▶ WHAT THE TASK ASKS: Copy out all the data, word for word.

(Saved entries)
------------------------------------------------

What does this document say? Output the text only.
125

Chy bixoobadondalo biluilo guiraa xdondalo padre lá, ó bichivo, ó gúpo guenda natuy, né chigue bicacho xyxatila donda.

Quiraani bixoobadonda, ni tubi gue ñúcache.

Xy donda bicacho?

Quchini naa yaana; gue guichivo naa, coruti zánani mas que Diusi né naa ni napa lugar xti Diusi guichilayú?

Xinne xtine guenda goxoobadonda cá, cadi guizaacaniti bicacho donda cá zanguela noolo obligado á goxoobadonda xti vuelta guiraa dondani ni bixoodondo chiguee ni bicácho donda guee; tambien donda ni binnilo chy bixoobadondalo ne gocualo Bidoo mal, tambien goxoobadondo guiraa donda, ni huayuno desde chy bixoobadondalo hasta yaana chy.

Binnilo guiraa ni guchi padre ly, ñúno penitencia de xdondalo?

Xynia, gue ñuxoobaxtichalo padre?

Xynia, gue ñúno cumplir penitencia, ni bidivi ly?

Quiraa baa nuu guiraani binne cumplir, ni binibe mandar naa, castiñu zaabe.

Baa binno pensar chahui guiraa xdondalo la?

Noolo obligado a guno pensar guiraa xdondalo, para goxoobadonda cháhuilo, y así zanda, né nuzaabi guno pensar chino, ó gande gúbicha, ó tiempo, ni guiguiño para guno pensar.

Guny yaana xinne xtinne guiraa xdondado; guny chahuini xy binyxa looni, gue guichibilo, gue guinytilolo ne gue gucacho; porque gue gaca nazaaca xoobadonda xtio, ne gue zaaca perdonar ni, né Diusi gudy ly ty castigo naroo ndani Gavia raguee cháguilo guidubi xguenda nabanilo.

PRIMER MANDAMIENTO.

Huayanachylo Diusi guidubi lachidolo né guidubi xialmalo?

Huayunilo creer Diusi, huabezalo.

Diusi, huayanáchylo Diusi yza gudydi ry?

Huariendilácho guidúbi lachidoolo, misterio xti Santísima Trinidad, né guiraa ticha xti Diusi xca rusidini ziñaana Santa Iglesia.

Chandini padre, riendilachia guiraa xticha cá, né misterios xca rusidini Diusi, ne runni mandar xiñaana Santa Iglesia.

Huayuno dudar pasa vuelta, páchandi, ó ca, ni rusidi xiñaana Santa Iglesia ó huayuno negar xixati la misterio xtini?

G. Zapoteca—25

------------------------------------------------

▶ RESULT OF THE EXERCISE:
What does this document say? Output the text only.
125

Chy bixoobadondalo biluilo guiraa xdondalo padre lá, ó bichivo, ó gúpo guenda natuy, né chigue bicacho xyxatila donda.

Quiraani bixoobadonda, ni tubi gue ñúcache.

Xy donda bicacho?

Quchini naa yaana; gue guichivo naa, coruti zánani mas que Diusi né naa ni napa lugar xti Diusi guichilayú?

Xinne xtine guenda goxoobadonda cá, cadi guizaacaniti bicacho donda cá zanguela noolo obligado á goxoobadonda xti vuelta guiraa dondani ni bixoodondo chiguee ni bicácho donda guee; tambien donda ni binnilo chy bixoobadondalo ne gocualo Bidoo mal, tambien goxoobadondo guiraa donda, ni huayuno desde chy bixoobadondalo hasta yaana chy.

Binnilo guiraa ni guchi padre ly, ñúno penitencia de xdondalo?

Xynia, gue ñuxoobaxtichalo padre?

Xynia, gue ñúno cumplir penitencia, ni bidivi ly?

Quiraa baa nuu guiraani binne cumplir, ni binibe mandar naa, castiñu zaabe.

Baa binno pensar chahui guiraa xdondalo la?

Noolo obligado a guno pensar guiraa xdondalo, para goxoobadonda cháhuilo, y así zanda, né nuzaabi guno pensar chino, ó gande gúbicha, ó tiempo, ni guiguiño para guno pensar.

Guny yaana xinne xtinne guiraa xdondado; guny chahuini xy binyxa looni, gue guichibilo, gue guinytilolo ne gue gucacho; porque gue gaca nazaaca xoobadonda xtio, ne gue zaaca perdonar ni, né Diusi gudy ly ty castigo naroo ndani Gavia raguee cháguilo guidubi xguenda nabanilo.

PRIMER MANDAMIENTO.

Huayanachylo Diusi guidubi lachidolo né guidubi xialmalo?

Huayunilo creer Diusi, huabezalo.

Diusi, huayanáchylo Diusi yza gudydi ry?

Huariendilácho guidúbi lachidoolo, misterio xti Santísima Trinidad, né guiraa ticha xti Diusi xca rusidini ziñaana Santa Iglesia.

Chandini padre, riendilachia guiraa xticha cá, né misterios xca rusidini Diusi, ne runni mandar xiñaana Santa Iglesia.

Huayuno dudar pasa vuelta, páchandi, ó ca, ni rusidi xiñaana Santa Iglesia ó huayuno negar xixati la misterio xtini?

G. Zapoteca—25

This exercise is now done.